## THE EXERCISE:
Copy, from the entries below, each line in which the string "людей" appears.
═════ RECORDS SUPPLIED
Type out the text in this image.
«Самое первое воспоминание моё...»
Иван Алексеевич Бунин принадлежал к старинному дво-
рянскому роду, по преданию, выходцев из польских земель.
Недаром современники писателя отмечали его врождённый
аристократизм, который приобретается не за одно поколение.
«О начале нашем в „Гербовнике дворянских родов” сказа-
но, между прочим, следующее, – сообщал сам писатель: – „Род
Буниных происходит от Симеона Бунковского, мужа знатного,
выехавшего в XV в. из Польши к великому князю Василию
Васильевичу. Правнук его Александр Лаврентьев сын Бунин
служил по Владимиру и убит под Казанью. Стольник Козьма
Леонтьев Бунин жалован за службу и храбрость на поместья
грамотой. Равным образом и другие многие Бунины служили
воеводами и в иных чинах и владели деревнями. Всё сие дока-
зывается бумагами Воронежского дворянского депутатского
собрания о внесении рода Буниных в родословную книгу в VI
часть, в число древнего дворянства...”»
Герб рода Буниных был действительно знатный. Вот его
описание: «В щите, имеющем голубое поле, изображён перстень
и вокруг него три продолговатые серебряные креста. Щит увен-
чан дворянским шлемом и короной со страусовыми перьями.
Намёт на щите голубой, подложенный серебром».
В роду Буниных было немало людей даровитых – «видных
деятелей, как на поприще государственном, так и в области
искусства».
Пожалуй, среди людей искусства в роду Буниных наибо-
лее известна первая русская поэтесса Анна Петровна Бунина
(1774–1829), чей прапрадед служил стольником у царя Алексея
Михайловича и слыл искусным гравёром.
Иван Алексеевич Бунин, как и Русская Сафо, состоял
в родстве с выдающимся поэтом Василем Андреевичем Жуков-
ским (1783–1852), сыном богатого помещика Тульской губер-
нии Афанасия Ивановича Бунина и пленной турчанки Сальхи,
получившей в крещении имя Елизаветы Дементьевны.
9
══════════
## ANSWER TO THIS TASK:
В роду Буниных было немало людей даровитых – «видных
Пожалуй, среди людей искусства в роду Буниных наибо-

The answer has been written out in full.